### WORK TO COMPLETE
Set out each line from the following listing that includes the word "when".

--------------------

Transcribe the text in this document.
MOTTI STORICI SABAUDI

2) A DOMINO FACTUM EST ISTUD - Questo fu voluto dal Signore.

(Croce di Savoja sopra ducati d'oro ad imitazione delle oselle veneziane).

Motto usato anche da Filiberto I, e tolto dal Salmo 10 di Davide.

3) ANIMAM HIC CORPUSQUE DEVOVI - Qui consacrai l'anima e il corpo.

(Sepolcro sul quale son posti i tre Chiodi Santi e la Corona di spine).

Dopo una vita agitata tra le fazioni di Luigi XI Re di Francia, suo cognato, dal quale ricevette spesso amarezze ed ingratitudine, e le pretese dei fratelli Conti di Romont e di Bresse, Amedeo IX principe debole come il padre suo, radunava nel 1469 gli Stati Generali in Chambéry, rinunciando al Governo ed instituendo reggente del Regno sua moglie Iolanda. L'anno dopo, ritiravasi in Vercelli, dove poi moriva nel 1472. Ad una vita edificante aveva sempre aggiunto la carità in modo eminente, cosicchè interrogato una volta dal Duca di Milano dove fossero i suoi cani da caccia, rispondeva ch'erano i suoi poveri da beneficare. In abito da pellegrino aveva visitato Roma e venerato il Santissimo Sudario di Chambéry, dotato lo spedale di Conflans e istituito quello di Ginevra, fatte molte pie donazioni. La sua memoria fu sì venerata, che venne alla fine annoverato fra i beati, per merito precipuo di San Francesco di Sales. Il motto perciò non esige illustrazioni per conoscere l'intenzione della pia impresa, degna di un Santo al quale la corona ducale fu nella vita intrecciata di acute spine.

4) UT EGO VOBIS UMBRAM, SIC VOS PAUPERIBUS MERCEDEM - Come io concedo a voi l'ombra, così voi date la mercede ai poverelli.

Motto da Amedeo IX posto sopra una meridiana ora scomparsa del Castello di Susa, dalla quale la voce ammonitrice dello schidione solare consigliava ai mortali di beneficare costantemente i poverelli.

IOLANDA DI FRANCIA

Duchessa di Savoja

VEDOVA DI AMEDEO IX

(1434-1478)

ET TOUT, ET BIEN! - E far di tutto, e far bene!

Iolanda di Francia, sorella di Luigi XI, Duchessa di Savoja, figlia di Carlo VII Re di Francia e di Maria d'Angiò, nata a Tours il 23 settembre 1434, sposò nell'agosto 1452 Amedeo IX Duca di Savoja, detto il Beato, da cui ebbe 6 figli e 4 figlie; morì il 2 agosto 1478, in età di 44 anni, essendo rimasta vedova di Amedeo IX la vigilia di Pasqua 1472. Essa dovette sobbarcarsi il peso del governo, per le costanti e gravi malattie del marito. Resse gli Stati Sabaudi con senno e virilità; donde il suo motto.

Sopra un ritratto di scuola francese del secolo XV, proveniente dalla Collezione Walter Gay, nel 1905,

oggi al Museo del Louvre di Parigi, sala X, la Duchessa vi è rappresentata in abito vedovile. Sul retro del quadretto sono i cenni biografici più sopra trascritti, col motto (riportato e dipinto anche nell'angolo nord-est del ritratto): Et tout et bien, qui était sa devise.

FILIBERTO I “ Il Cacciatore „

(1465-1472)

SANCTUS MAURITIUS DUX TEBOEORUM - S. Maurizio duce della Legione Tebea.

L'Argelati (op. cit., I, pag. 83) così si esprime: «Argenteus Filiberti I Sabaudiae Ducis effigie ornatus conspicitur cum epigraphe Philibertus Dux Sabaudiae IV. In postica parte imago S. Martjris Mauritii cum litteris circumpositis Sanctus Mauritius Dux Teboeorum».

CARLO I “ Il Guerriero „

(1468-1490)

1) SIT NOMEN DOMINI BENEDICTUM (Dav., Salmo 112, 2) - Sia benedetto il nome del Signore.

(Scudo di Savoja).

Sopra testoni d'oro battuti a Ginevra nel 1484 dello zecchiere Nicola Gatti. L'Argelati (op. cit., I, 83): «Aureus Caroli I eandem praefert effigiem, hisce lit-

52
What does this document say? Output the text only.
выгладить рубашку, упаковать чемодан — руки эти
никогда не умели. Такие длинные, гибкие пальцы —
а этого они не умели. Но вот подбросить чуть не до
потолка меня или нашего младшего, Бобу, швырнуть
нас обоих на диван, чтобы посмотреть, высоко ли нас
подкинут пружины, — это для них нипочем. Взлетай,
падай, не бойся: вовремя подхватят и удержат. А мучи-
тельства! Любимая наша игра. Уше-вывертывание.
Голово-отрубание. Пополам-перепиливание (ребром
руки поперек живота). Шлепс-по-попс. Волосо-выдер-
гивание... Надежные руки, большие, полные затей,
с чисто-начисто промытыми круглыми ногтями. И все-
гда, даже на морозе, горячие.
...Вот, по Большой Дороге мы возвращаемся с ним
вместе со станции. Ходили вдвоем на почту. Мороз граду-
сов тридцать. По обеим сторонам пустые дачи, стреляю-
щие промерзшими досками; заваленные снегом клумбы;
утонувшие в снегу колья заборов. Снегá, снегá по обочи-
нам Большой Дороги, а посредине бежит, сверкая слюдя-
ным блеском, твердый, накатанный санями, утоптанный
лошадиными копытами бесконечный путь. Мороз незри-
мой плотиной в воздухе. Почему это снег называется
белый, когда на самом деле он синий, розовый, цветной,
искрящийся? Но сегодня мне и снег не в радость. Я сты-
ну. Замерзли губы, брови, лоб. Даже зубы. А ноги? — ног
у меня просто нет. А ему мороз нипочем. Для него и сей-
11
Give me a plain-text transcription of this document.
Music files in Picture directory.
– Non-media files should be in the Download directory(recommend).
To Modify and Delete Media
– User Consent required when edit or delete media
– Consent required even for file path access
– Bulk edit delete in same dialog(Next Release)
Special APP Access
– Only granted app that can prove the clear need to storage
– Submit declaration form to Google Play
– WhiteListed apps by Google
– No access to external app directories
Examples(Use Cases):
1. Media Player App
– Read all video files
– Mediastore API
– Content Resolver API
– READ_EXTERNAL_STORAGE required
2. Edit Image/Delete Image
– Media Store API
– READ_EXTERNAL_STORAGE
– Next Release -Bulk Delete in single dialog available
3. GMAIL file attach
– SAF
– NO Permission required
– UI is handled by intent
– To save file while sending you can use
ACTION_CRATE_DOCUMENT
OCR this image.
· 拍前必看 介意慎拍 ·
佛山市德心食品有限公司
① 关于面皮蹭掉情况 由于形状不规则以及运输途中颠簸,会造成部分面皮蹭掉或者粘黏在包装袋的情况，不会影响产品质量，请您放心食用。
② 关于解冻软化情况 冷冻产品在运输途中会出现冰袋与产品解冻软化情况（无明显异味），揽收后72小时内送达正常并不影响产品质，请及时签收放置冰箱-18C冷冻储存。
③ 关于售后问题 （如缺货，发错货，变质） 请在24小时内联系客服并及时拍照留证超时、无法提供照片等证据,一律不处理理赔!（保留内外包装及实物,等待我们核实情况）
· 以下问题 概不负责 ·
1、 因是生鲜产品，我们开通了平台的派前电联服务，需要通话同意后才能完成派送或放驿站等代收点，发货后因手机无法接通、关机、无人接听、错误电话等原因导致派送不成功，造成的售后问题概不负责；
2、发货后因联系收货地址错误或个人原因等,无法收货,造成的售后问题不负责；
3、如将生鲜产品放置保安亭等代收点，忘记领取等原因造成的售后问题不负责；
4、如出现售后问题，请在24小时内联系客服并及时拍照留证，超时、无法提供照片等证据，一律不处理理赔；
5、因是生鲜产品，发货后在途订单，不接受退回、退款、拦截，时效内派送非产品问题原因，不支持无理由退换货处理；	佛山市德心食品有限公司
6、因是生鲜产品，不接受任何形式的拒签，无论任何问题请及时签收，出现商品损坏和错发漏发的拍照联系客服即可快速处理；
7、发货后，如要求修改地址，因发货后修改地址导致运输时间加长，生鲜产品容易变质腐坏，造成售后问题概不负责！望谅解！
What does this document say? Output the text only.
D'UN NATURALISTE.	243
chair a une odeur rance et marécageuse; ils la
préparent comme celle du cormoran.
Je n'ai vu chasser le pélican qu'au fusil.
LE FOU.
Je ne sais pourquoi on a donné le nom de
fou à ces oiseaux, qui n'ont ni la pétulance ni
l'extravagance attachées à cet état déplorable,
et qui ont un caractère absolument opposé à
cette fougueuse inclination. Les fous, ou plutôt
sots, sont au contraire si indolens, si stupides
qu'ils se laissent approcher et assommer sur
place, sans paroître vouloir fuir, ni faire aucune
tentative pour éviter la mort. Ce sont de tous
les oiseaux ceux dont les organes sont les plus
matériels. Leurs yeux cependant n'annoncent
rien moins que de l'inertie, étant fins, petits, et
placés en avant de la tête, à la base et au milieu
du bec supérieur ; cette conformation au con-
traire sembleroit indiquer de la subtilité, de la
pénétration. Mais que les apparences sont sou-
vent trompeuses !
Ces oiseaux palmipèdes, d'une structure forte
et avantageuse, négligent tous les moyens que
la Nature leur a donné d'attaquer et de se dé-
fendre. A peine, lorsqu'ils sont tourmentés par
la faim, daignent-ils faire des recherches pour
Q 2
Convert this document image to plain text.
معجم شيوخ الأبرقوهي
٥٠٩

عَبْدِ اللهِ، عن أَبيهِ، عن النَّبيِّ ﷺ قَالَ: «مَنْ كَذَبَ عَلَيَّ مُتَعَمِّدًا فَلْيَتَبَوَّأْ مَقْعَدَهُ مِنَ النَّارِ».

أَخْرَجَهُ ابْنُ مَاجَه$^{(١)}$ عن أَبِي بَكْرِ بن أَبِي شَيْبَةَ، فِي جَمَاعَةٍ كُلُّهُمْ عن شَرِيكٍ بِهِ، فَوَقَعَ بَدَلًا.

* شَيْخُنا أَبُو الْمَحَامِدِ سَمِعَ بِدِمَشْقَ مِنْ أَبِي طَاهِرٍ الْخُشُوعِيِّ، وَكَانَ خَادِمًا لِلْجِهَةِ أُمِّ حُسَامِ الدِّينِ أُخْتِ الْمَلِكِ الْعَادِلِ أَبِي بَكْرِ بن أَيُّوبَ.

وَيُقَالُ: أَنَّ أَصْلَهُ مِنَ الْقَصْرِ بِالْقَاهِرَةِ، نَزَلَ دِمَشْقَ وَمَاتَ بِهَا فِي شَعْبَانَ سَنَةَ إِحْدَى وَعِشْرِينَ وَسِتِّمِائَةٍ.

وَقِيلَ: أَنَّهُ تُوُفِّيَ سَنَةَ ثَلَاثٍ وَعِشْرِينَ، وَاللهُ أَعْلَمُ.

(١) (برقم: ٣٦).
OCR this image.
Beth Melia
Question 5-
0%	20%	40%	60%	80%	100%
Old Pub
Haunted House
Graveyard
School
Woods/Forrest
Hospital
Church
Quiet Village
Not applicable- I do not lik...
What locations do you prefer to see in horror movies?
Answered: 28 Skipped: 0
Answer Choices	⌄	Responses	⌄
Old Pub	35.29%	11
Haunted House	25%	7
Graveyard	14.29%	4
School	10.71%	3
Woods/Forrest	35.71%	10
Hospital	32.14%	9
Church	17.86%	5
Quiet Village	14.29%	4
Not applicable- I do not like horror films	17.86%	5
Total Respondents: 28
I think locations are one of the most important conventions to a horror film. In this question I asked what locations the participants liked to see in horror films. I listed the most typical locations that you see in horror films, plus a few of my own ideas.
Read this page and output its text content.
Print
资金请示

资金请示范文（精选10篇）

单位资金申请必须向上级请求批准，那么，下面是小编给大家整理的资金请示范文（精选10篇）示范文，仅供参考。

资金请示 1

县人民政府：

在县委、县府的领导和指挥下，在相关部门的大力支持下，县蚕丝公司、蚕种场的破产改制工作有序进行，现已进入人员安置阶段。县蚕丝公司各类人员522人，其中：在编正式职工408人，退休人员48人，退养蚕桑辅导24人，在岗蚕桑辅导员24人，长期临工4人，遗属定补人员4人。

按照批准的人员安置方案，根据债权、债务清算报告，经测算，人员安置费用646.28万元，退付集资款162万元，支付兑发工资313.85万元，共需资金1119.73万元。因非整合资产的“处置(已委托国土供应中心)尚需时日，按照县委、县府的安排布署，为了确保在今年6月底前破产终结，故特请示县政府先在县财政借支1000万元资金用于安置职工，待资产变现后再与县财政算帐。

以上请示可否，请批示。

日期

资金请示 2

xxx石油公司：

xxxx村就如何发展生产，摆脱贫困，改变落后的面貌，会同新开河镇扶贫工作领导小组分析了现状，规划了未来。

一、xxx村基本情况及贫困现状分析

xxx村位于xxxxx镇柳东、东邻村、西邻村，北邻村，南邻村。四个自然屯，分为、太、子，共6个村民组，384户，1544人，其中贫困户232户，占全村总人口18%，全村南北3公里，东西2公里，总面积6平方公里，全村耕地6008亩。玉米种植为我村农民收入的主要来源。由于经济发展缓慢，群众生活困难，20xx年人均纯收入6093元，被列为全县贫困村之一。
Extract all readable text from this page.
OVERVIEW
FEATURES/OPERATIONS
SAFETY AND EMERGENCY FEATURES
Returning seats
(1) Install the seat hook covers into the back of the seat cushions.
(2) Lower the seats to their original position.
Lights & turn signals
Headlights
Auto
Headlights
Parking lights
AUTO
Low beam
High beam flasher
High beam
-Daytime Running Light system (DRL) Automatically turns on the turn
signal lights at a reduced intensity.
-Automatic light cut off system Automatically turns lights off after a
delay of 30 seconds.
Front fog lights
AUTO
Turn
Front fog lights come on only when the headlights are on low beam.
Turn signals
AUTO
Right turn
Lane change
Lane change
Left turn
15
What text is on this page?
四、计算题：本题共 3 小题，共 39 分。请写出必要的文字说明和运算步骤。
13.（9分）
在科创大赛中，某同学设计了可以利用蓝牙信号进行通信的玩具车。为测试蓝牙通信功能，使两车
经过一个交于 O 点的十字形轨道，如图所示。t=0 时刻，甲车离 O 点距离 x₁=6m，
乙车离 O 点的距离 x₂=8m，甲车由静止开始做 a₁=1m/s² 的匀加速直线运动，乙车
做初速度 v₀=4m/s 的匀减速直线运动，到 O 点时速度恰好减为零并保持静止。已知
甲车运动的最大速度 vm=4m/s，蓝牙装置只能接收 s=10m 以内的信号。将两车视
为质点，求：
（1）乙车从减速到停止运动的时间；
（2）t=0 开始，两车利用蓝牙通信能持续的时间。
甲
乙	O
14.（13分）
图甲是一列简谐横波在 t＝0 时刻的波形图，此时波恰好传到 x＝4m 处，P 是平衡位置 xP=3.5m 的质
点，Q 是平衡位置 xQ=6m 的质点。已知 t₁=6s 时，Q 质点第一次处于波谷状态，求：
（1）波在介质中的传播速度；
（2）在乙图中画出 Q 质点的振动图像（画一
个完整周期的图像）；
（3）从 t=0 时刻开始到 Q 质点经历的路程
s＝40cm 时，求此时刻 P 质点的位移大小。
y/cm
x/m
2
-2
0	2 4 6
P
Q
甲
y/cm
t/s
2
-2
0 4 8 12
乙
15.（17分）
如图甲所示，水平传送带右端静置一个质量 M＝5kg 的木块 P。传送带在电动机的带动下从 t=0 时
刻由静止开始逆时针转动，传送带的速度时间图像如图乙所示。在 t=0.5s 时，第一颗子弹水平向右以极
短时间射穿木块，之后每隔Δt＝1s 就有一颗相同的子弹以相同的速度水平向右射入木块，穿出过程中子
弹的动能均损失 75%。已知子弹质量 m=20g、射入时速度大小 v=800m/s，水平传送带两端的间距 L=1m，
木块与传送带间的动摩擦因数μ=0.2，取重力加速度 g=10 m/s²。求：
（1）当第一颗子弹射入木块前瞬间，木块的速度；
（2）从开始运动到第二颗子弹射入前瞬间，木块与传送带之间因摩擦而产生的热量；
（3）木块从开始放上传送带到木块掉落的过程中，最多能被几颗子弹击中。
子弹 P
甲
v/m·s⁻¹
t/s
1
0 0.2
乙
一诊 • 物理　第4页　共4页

--------------------

### ANSWER FOR THIS EXERCISE
– User Consent required when edit or delete media
Front fog lights come on only when the headlights are on low beam.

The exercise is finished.